#### Dataset items:
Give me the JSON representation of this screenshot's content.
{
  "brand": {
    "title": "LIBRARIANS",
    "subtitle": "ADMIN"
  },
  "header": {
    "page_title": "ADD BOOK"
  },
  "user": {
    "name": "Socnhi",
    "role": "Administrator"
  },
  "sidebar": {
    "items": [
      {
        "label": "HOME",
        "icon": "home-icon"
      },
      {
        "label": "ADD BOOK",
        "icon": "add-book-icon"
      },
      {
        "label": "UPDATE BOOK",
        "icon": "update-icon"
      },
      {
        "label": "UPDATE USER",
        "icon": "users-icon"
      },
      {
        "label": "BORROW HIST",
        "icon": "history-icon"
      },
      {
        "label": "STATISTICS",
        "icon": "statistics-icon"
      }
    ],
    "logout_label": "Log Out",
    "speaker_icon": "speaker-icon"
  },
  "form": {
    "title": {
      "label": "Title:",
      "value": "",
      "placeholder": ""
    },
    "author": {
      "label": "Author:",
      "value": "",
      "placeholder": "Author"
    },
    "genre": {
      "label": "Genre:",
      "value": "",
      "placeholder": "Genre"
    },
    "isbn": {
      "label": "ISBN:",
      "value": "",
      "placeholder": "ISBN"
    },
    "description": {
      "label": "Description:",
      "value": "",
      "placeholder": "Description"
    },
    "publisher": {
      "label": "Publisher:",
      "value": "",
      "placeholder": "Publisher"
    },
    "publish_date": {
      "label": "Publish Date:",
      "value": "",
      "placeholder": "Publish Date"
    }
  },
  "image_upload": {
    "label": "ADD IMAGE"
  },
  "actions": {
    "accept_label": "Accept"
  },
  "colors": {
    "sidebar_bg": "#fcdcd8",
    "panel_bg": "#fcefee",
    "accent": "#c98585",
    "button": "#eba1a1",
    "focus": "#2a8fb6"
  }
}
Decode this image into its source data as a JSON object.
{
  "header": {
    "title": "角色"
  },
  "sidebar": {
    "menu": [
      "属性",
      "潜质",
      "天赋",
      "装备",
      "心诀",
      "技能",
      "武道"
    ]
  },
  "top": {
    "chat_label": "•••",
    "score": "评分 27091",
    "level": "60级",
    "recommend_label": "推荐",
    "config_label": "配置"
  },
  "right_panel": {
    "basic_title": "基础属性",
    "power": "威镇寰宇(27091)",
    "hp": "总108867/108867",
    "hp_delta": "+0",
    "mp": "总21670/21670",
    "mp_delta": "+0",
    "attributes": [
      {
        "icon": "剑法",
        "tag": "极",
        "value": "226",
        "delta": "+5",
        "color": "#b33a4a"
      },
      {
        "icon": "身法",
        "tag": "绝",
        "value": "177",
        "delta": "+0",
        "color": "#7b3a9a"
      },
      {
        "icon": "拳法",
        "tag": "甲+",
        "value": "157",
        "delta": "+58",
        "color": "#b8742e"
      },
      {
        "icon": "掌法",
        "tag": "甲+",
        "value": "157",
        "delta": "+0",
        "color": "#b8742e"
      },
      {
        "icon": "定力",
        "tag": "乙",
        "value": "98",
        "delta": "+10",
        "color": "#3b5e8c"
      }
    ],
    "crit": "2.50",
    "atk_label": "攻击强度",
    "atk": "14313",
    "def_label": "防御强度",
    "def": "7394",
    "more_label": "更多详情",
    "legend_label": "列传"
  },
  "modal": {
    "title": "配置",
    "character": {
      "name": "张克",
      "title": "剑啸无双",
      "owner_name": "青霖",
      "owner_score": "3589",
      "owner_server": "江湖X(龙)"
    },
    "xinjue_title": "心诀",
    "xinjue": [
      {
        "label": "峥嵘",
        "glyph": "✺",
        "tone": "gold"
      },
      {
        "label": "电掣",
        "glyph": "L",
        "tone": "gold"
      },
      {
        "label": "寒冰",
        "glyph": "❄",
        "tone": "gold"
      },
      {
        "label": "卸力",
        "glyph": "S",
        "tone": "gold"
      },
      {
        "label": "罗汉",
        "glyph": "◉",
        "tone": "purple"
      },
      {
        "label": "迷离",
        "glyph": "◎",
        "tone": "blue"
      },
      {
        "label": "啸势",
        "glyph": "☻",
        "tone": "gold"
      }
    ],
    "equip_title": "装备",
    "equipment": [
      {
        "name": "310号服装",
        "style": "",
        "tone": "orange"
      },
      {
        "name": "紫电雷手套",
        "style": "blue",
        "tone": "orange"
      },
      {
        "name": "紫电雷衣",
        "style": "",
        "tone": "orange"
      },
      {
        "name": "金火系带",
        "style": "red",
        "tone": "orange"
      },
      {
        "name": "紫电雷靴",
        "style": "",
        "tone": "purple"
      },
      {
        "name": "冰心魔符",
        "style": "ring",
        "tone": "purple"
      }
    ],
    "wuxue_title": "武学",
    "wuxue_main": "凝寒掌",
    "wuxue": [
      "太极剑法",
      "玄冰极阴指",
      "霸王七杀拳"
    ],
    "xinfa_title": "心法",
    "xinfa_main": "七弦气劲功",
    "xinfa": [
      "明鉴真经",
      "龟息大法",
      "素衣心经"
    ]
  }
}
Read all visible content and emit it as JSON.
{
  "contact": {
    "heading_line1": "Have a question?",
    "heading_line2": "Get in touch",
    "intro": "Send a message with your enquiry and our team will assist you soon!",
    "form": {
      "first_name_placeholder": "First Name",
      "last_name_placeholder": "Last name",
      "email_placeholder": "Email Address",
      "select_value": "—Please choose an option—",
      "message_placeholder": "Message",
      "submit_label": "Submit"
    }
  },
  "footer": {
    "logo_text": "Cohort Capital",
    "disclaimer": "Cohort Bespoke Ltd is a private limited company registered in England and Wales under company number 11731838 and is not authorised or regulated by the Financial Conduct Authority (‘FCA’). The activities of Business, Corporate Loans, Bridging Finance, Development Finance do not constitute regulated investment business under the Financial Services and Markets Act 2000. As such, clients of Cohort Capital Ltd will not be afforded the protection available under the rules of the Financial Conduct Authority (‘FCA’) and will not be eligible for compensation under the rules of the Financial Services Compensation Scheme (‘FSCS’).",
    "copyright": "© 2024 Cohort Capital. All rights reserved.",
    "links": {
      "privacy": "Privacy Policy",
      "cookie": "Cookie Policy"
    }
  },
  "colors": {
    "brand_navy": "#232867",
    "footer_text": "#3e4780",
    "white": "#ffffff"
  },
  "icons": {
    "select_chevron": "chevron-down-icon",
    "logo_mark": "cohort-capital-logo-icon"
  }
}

#### Task brief:
Transcribe every entry exactly.

#### Task result:
Give me the JSON representation of this screenshot's content.
{
  "brand": {
    "title": "LIBRARIANS",
    "subtitle": "ADMIN"
  },
  "header": {
    "page_title": "ADD BOOK"
  },
  "user": {
    "name": "Socnhi",
    "role": "Administrator"
  },
  "sidebar": {
    "items": [
      {
        "label": "HOME",
        "icon": "home-icon"
      },
      {
        "label": "ADD BOOK",
        "icon": "add-book-icon"
      },
      {
        "label": "UPDATE BOOK",
        "icon": "update-icon"
      },
      {
        "label": "UPDATE USER",
        "icon": "users-icon"
      },
      {
        "label": "BORROW HIST",
        "icon": "history-icon"
      },
      {
        "label": "STATISTICS",
        "icon": "statistics-icon"
      }
    ],
    "logout_label": "Log Out",
    "speaker_icon": "speaker-icon"
  },
  "form": {
    "title": {
      "label": "Title:",
      "value": "",
      "placeholder": ""
    },
    "author": {
      "label": "Author:",
      "value": "",
      "placeholder": "Author"
    },
    "genre": {
      "label": "Genre:",
      "value": "",
      "placeholder": "Genre"
    },
    "isbn": {
      "label": "ISBN:",
      "value": "",
      "placeholder": "ISBN"
    },
    "description": {
      "label": "Description:",
      "value": "",
      "placeholder": "Description"
    },
    "publisher": {
      "label": "Publisher:",
      "value": "",
      "placeholder": "Publisher"
    },
    "publish_date": {
      "label": "Publish Date:",
      "value": "",
      "placeholder": "Publish Date"
    }
  },
  "image_upload": {
    "label": "ADD IMAGE"
  },
  "actions": {
    "accept_label": "Accept"
  },
  "colors": {
    "sidebar_bg": "#fcdcd8",
    "panel_bg": "#fcefee",
    "accent": "#c98585",
    "button": "#eba1a1",
    "focus": "#2a8fb6"
  }
}
Decode this image into its source data as a JSON object.
{
  "header": {
    "title": "角色"
  },
  "sidebar": {
    "menu": [
      "属性",
      "潜质",
      "天赋",
      "装备",
      "心诀",
      "技能",
      "武道"
    ]
  },
  "top": {
    "chat_label": "•••",
    "score": "评分 27091",
    "level": "60级",
    "recommend_label": "推荐",
    "config_label": "配置"
  },
  "right_panel": {
    "basic_title": "基础属性",
    "power": "威镇寰宇(27091)",
    "hp": "总108867/108867",
    "hp_delta": "+0",
    "mp": "总21670/21670",
    "mp_delta": "+0",
    "attributes": [
      {
        "icon": "剑法",
        "tag": "极",
        "value": "226",
        "delta": "+5",
        "color": "#b33a4a"
      },
      {
        "icon": "身法",
        "tag": "绝",
        "value": "177",
        "delta": "+0",
        "color": "#7b3a9a"
      },
      {
        "icon": "拳法",
        "tag": "甲+",
        "value": "157",
        "delta": "+58",
        "color": "#b8742e"
      },
      {
        "icon": "掌法",
        "tag": "甲+",
        "value": "157",
        "delta": "+0",
        "color": "#b8742e"
      },
      {
        "icon": "定力",
        "tag": "乙",
        "value": "98",
        "delta": "+10",
        "color": "#3b5e8c"
      }
    ],
    "crit": "2.50",
    "atk_label": "攻击强度",
    "atk": "14313",
    "def_label": "防御强度",
    "def": "7394",
    "more_label": "更多详情",
    "legend_label": "列传"
  },
  "modal": {
    "title": "配置",
    "character": {
      "name": "张克",
      "title": "剑啸无双",
      "owner_name": "青霖",
      "owner_score": "3589",
      "owner_server": "江湖X(龙)"
    },
    "xinjue_title": "心诀",
    "xinjue": [
      {
        "label": "峥嵘",
        "glyph": "✺",
        "tone": "gold"
      },
      {
        "label": "电掣",
        "glyph": "L",
        "tone": "gold"
      },
      {
        "label": "寒冰",
        "glyph": "❄",
        "tone": "gold"
      },
      {
        "label": "卸力",
        "glyph": "S",
        "tone": "gold"
      },
      {
        "label": "罗汉",
        "glyph": "◉",
        "tone": "purple"
      },
      {
        "label": "迷离",
        "glyph": "◎",
        "tone": "blue"
      },
      {
        "label": "啸势",
        "glyph": "☻",
        "tone": "gold"
      }
    ],
    "equip_title": "装备",
    "equipment": [
      {
        "name": "310号服装",
        "style": "",
        "tone": "orange"
      },
      {
        "name": "紫电雷手套",
        "style": "blue",
        "tone": "orange"
      },
      {
        "name": "紫电雷衣",
        "style": "",
        "tone": "orange"
      },
      {
        "name": "金火系带",
        "style": "red",
        "tone": "orange"
      },
      {
        "name": "紫电雷靴",
        "style": "",
        "tone": "purple"
      },
      {
        "name": "冰心魔符",
        "style": "ring",
        "tone": "purple"
      }
    ],
    "wuxue_title": "武学",
    "wuxue_main": "凝寒掌",
    "wuxue": [
      "太极剑法",
      "玄冰极阴指",
      "霸王七杀拳"
    ],
    "xinfa_title": "心法",
    "xinfa_main": "七弦气劲功",
    "xinfa": [
      "明鉴真经",
      "龟息大法",
      "素衣心经"
    ]
  }
}
Read all visible content and emit it as JSON.
{
  "contact": {
    "heading_line1": "Have a question?",
    "heading_line2": "Get in touch",
    "intro": "Send a message with your enquiry and our team will assist you soon!",
    "form": {
      "first_name_placeholder": "First Name",
      "last_name_placeholder": "Last name",
      "email_placeholder": "Email Address",
      "select_value": "—Please choose an option—",
      "message_placeholder": "Message",
      "submit_label": "Submit"
    }
  },
  "footer": {
    "logo_text": "Cohort Capital",
    "disclaimer": "Cohort Bespoke Ltd is a private limited company registered in England and Wales under company number 11731838 and is not authorised or regulated by the Financial Conduct Authority (‘FCA’). The activities of Business, Corporate Loans, Bridging Finance, Development Finance do not constitute regulated investment business under the Financial Services and Markets Act 2000. As such, clients of Cohort Capital Ltd will not be afforded the protection available under the rules of the Financial Conduct Authority (‘FCA’) and will not be eligible for compensation under the rules of the Financial Services Compensation Scheme (‘FSCS’).",
    "copyright": "© 2024 Cohort Capital. All rights reserved.",
    "links": {
      "privacy": "Privacy Policy",
      "cookie": "Cookie Policy"
    }
  },
  "colors": {
    "brand_navy": "#232867",
    "footer_text": "#3e4780",
    "white": "#ffffff"
  },
  "icons": {
    "select_chevron": "chevron-down-icon",
    "logo_mark": "cohort-capital-logo-icon"
  }
}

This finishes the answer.